The input:
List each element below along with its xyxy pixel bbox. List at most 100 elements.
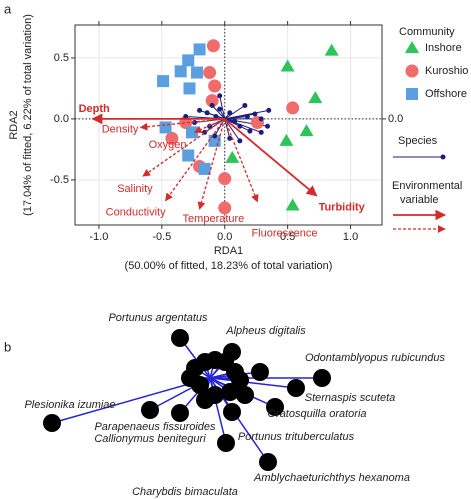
- species-point: [244, 113, 250, 119]
- species-point: [223, 403, 241, 421]
- species-label: Amblychaeturichthys hexanoma: [253, 472, 410, 484]
- x-tick-label: -1.0: [89, 231, 108, 243]
- site-point: [203, 66, 217, 80]
- species-label: Callionymus beniteguri: [94, 433, 206, 445]
- species-point: [196, 391, 214, 409]
- env-label: Conductivity: [106, 207, 166, 219]
- site-point: [308, 91, 323, 104]
- species-point: [247, 128, 253, 134]
- species-point: [258, 116, 264, 122]
- species-point: [231, 371, 249, 389]
- species-label: Portunus trituberculatus: [238, 431, 355, 443]
- x-axis-subtitle: (50.00% of fitted, 18.23% of total varia…: [125, 260, 333, 272]
- legend-swatch: [406, 88, 418, 100]
- site-point: [218, 172, 232, 186]
- species-point: [287, 379, 305, 397]
- species-line: [224, 118, 262, 133]
- site-point: [165, 131, 179, 145]
- env-label: Density: [102, 123, 139, 135]
- species-line: [224, 118, 231, 139]
- site-point: [205, 94, 219, 108]
- species-label: Sternaspis scuteta: [305, 392, 396, 404]
- x-tick-label: 0.0: [217, 231, 232, 243]
- species-line: [224, 118, 241, 142]
- species-point: [237, 138, 243, 144]
- env-label: Fluorescence: [251, 228, 317, 240]
- species-point: [258, 129, 264, 135]
- species-label: Alpheus digitalis: [225, 325, 306, 337]
- env-label: Turbidity: [319, 202, 366, 214]
- x-tick-label: 1.0: [343, 231, 358, 243]
- legend-title: Community: [399, 26, 455, 38]
- species-point: [266, 398, 284, 416]
- species-point: [252, 111, 258, 117]
- species-point: [227, 110, 233, 116]
- site-point: [198, 162, 211, 175]
- site-point: [225, 150, 240, 163]
- legend-swatch: [405, 64, 419, 78]
- species-point: [265, 123, 271, 129]
- species-point: [181, 369, 199, 387]
- species-point: [204, 110, 210, 116]
- species-point: [242, 102, 248, 108]
- species-point: [266, 107, 272, 113]
- site-point: [186, 126, 199, 139]
- legend-label: Inshore: [425, 42, 462, 54]
- site-point: [182, 54, 195, 67]
- env-label: Depth: [79, 103, 110, 115]
- species-line: [51, 377, 211, 424]
- species-line: [219, 95, 226, 120]
- y-tick-label: 0.0: [54, 113, 69, 125]
- y-tick-label: -0.5: [50, 174, 69, 186]
- site-point: [299, 124, 314, 137]
- site-point: [193, 43, 206, 56]
- legend-title: Species: [398, 135, 438, 147]
- y2-tick-label: 0.0: [388, 113, 403, 125]
- y-tick-label: 0.5: [54, 52, 69, 64]
- species-point: [43, 414, 61, 432]
- legend-swatch: [405, 41, 419, 53]
- species-point: [197, 107, 203, 113]
- legend-label: Kuroshio: [425, 65, 468, 77]
- species-point: [259, 453, 277, 471]
- species-point: [183, 113, 189, 119]
- site-point: [286, 101, 300, 115]
- species-label: Plesionika izumiae: [24, 399, 115, 411]
- y-axis-subtitle: (17.04% of fitted, 6.22% of total variat…: [22, 14, 34, 216]
- site-point: [174, 65, 187, 78]
- species-line: [224, 118, 251, 132]
- species-label: Oratosquilla oratoria: [267, 408, 366, 420]
- species-point: [209, 102, 215, 108]
- site-point: [208, 79, 222, 93]
- env-label: Salinity: [117, 183, 153, 195]
- site-point: [157, 75, 170, 88]
- species-line: [214, 118, 226, 137]
- env-label: Temperature: [183, 213, 245, 225]
- species-point: [171, 329, 189, 347]
- env-label: Oxygen: [149, 139, 187, 151]
- species-point: [236, 386, 254, 404]
- legend-label: Offshore: [425, 88, 467, 100]
- panel-label: a: [4, 1, 12, 16]
- x-tick-label: -0.5: [152, 231, 171, 243]
- env-arrow: [193, 118, 225, 134]
- species-label: Charybdis bimaculata: [132, 486, 238, 498]
- site-point: [182, 149, 195, 162]
- species-point: [171, 404, 189, 422]
- species-label: Portunus argentatus: [108, 312, 208, 324]
- site-point: [191, 66, 204, 79]
- site-point: [218, 201, 232, 215]
- species-point: [227, 135, 233, 141]
- species-point: [141, 401, 159, 419]
- site-point: [285, 198, 300, 211]
- y-axis-title: RDA2: [8, 110, 20, 139]
- legend-swatch: [440, 154, 446, 160]
- site-point: [206, 39, 220, 53]
- species-point: [217, 434, 235, 452]
- species-point: [217, 106, 223, 112]
- site-point: [183, 82, 196, 95]
- env-arrow: [224, 118, 318, 197]
- species-point: [251, 363, 269, 381]
- species-point: [217, 93, 223, 99]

Requirements:
Please update the records above by replacing every "env-label" with "environment-label" and changing nothing else. Leave the pictures out of your answer.

Complete answer:
List each element below along with its xyxy pixel bbox. List at most 100 elements.
- species-point: [244, 113, 250, 119]
- species-point: [223, 403, 241, 421]
- species-label: Amblychaeturichthys hexanoma: [253, 472, 410, 484]
- x-tick-label: -1.0: [89, 231, 108, 243]
- site-point: [203, 66, 217, 80]
- species-label: Callionymus beniteguri: [94, 433, 206, 445]
- species-point: [196, 391, 214, 409]
- environment-label: Conductivity: [106, 207, 166, 219]
- site-point: [308, 91, 323, 104]
- species-point: [247, 128, 253, 134]
- species-point: [258, 116, 264, 122]
- species-point: [231, 371, 249, 389]
- species-label: Portunus trituberculatus: [238, 431, 355, 443]
- x-axis-subtitle: (50.00% of fitted, 18.23% of total varia…: [125, 260, 333, 272]
- legend-swatch: [406, 88, 418, 100]
- site-point: [218, 172, 232, 186]
- species-point: [287, 379, 305, 397]
- species-line: [224, 118, 262, 133]
- site-point: [165, 131, 179, 145]
- environment-label: Density: [102, 123, 139, 135]
- species-line: [224, 118, 231, 139]
- site-point: [205, 94, 219, 108]
- species-label: Sternaspis scuteta: [305, 392, 396, 404]
- x-tick-label: 0.0: [217, 231, 232, 243]
- species-line: [224, 118, 241, 142]
- species-point: [237, 138, 243, 144]
- environment-label: Fluorescence: [251, 228, 317, 240]
- species-point: [258, 129, 264, 135]
- species-label: Alpheus digitalis: [225, 325, 306, 337]
- environment-label: Turbidity: [319, 202, 366, 214]
- x-tick-label: 1.0: [343, 231, 358, 243]
- legend-title: Community: [399, 26, 455, 38]
- species-point: [266, 398, 284, 416]
- species-point: [252, 111, 258, 117]
- species-point: [227, 110, 233, 116]
- site-point: [198, 162, 211, 175]
- site-point: [225, 150, 240, 163]
- legend-swatch: [405, 64, 419, 78]
- species-point: [265, 123, 271, 129]
- species-point: [181, 369, 199, 387]
- species-point: [204, 110, 210, 116]
- species-point: [242, 102, 248, 108]
- species-point: [266, 107, 272, 113]
- site-point: [186, 126, 199, 139]
- legend-label: Inshore: [425, 42, 462, 54]
- site-point: [182, 54, 195, 67]
- environment-label: Depth: [79, 103, 110, 115]
- species-line: [51, 377, 211, 424]
- species-line: [219, 95, 226, 120]
- y-tick-label: 0.0: [54, 113, 69, 125]
- y-tick-label: -0.5: [50, 174, 69, 186]
- site-point: [299, 124, 314, 137]
- site-point: [193, 43, 206, 56]
- legend-title: Species: [398, 135, 438, 147]
- y2-tick-label: 0.0: [388, 113, 403, 125]
- y-tick-label: 0.5: [54, 52, 69, 64]
- species-point: [43, 414, 61, 432]
- legend-swatch: [405, 41, 419, 53]
- species-point: [197, 107, 203, 113]
- legend-label: Kuroshio: [425, 65, 468, 77]
- species-point: [259, 453, 277, 471]
- species-point: [183, 113, 189, 119]
- site-point: [286, 101, 300, 115]
- species-label: Plesionika izumiae: [24, 399, 115, 411]
- y-axis-subtitle: (17.04% of fitted, 6.22% of total variat…: [22, 14, 34, 216]
- site-point: [174, 65, 187, 78]
- species-line: [224, 118, 251, 132]
- species-label: Oratosquilla oratoria: [267, 408, 366, 420]
- species-point: [209, 102, 215, 108]
- site-point: [208, 79, 222, 93]
- environment-label: Salinity: [117, 183, 153, 195]
- site-point: [157, 75, 170, 88]
- species-line: [214, 118, 226, 137]
- environment-label: Temperature: [183, 213, 245, 225]
- species-point: [171, 329, 189, 347]
- environment-label: Oxygen: [149, 139, 187, 151]
- species-point: [236, 386, 254, 404]
- legend-label: Offshore: [425, 88, 467, 100]
- panel-label: a: [4, 1, 12, 16]
- x-tick-label: -0.5: [152, 231, 171, 243]
- env-arrow: [193, 118, 225, 134]
- species-label: Charybdis bimaculata: [132, 486, 238, 498]
- site-point: [182, 149, 195, 162]
- species-point: [171, 404, 189, 422]
- species-label: Portunus argentatus: [108, 312, 208, 324]
- site-point: [191, 66, 204, 79]
- site-point: [218, 201, 232, 215]
- species-point: [227, 135, 233, 141]
- species-point: [141, 401, 159, 419]
- site-point: [285, 198, 300, 211]
- y-axis-title: RDA2: [8, 110, 20, 139]
- legend-swatch: [440, 154, 446, 160]
- site-point: [206, 39, 220, 53]
- species-point: [217, 434, 235, 452]
- species-point: [217, 106, 223, 112]
- site-point: [183, 82, 196, 95]
- env-arrow: [224, 118, 318, 197]
- species-point: [251, 363, 269, 381]
- species-point: [217, 93, 223, 99]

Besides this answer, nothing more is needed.